(Stated task) Below is a listing to transcribe in full and exactly; keep the pictures out.

(A block of data)

▬▬▬▬▬▬▬▬▬▬

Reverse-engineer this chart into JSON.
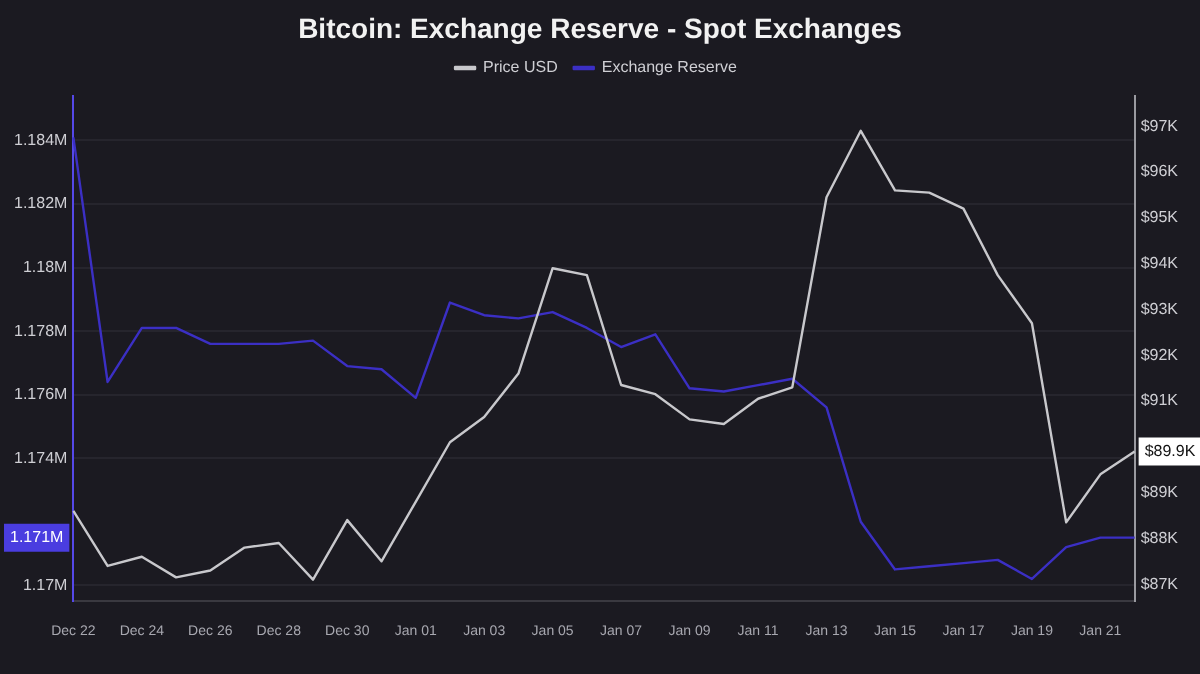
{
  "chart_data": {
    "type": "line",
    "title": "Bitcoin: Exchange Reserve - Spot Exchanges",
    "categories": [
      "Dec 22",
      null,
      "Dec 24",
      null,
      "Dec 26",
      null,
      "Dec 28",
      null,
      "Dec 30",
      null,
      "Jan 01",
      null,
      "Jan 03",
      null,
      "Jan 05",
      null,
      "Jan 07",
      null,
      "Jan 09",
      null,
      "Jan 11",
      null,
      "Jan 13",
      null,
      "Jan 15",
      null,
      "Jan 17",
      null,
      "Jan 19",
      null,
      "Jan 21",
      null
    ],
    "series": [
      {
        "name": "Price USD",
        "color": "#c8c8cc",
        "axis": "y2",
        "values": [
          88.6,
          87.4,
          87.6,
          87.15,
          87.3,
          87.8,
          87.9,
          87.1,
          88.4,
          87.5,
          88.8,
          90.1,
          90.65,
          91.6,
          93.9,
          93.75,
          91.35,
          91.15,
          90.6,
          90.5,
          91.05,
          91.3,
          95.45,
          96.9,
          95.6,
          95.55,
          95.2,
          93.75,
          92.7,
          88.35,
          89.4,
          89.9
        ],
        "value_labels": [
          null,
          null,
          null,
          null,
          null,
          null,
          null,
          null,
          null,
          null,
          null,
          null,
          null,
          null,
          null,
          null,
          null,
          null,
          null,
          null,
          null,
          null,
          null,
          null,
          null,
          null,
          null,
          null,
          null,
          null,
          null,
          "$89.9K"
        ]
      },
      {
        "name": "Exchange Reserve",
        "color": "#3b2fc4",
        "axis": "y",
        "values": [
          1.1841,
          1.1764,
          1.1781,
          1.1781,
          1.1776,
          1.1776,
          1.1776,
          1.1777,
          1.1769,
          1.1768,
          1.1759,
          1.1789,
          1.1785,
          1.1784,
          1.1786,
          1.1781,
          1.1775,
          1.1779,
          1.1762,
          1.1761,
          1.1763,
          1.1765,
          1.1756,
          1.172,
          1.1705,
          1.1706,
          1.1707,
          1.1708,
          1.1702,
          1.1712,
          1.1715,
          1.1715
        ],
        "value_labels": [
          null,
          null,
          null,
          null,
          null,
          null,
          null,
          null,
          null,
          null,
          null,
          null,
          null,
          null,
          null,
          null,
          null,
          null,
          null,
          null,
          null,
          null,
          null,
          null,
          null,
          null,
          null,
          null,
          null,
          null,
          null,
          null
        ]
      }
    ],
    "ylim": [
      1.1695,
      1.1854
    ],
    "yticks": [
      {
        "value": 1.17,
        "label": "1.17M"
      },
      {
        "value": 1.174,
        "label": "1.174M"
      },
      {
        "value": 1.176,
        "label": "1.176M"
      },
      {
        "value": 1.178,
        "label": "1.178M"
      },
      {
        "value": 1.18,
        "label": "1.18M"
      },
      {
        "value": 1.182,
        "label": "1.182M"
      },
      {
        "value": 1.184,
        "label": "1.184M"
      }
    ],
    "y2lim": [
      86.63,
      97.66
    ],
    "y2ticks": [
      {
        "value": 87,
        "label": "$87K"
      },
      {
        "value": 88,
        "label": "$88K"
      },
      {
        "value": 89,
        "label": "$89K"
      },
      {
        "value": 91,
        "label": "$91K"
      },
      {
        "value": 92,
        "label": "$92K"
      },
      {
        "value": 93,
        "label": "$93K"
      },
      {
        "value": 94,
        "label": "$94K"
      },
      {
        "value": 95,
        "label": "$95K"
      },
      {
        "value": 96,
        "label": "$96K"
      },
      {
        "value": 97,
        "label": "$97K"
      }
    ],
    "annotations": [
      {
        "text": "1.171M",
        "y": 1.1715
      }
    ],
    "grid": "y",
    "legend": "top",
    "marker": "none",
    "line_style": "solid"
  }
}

▬▬▬▬▬▬▬▬▬▬

(Finished exercise)
Reverse-engineer this chart into JSON.
{
  "chart_data": {
    "type": "line",
    "title": "Bitcoin: Exchange Reserve - Spot Exchanges",
    "categories": [
      "Dec 22",
      null,
      "Dec 24",
      null,
      "Dec 26",
      null,
      "Dec 28",
      null,
      "Dec 30",
      null,
      "Jan 01",
      null,
      "Jan 03",
      null,
      "Jan 05",
      null,
      "Jan 07",
      null,
      "Jan 09",
      null,
      "Jan 11",
      null,
      "Jan 13",
      null,
      "Jan 15",
      null,
      "Jan 17",
      null,
      "Jan 19",
      null,
      "Jan 21",
      null
    ],
    "series": [
      {
        "name": "Price USD",
        "color": "#c8c8cc",
        "axis": "y2",
        "values": [
          88.6,
          87.4,
          87.6,
          87.15,
          87.3,
          87.8,
          87.9,
          87.1,
          88.4,
          87.5,
          88.8,
          90.1,
          90.65,
          91.6,
          93.9,
          93.75,
          91.35,
          91.15,
          90.6,
          90.5,
          91.05,
          91.3,
          95.45,
          96.9,
          95.6,
          95.55,
          95.2,
          93.75,
          92.7,
          88.35,
          89.4,
          89.9
        ],
        "value_labels": [
          null,
          null,
          null,
          null,
          null,
          null,
          null,
          null,
          null,
          null,
          null,
          null,
          null,
          null,
          null,
          null,
          null,
          null,
          null,
          null,
          null,
          null,
          null,
          null,
          null,
          null,
          null,
          null,
          null,
          null,
          null,
          "$89.9K"
        ]
      },
      {
        "name": "Exchange Reserve",
        "color": "#3b2fc4",
        "axis": "y",
        "values": [
          1.1841,
          1.1764,
          1.1781,
          1.1781,
          1.1776,
          1.1776,
          1.1776,
          1.1777,
          1.1769,
          1.1768,
          1.1759,
          1.1789,
          1.1785,
          1.1784,
          1.1786,
          1.1781,
          1.1775,
          1.1779,
          1.1762,
          1.1761,
          1.1763,
          1.1765,
          1.1756,
          1.172,
          1.1705,
          1.1706,
          1.1707,
          1.1708,
          1.1702,
          1.1712,
          1.1715,
          1.1715
        ],
        "value_labels": [
          null,
          null,
          null,
          null,
          null,
          null,
          null,
          null,
          null,
          null,
          null,
          null,
          null,
          null,
          null,
          null,
          null,
          null,
          null,
          null,
          null,
          null,
          null,
          null,
          null,
          null,
          null,
          null,
          null,
          null,
          null,
          null
        ]
      }
    ],
    "ylim": [
      1.1695,
      1.1854
    ],
    "yticks": [
      {
        "value": 1.17,
        "label": "1.17M"
      },
      {
        "value": 1.174,
        "label": "1.174M"
      },
      {
        "value": 1.176,
        "label": "1.176M"
      },
      {
        "value": 1.178,
        "label": "1.178M"
      },
      {
        "value": 1.18,
        "label": "1.18M"
      },
      {
        "value": 1.182,
        "label": "1.182M"
      },
      {
        "value": 1.184,
        "label": "1.184M"
      }
    ],
    "y2lim": [
      86.63,
      97.66
    ],
    "y2ticks": [
      {
        "value": 87,
        "label": "$87K"
      },
      {
        "value": 88,
        "label": "$88K"
      },
      {
        "value": 89,
        "label": "$89K"
      },
      {
        "value": 91,
        "label": "$91K"
      },
      {
        "value": 92,
        "label": "$92K"
      },
      {
        "value": 93,
        "label": "$93K"
      },
      {
        "value": 94,
        "label": "$94K"
      },
      {
        "value": 95,
        "label": "$95K"
      },
      {
        "value": 96,
        "label": "$96K"
      },
      {
        "value": 97,
        "label": "$97K"
      }
    ],
    "annotations": [
      {
        "text": "1.171M",
        "y": 1.1715
      }
    ],
    "grid": "y",
    "legend": "top",
    "marker": "none",
    "line_style": "solid"
  }
}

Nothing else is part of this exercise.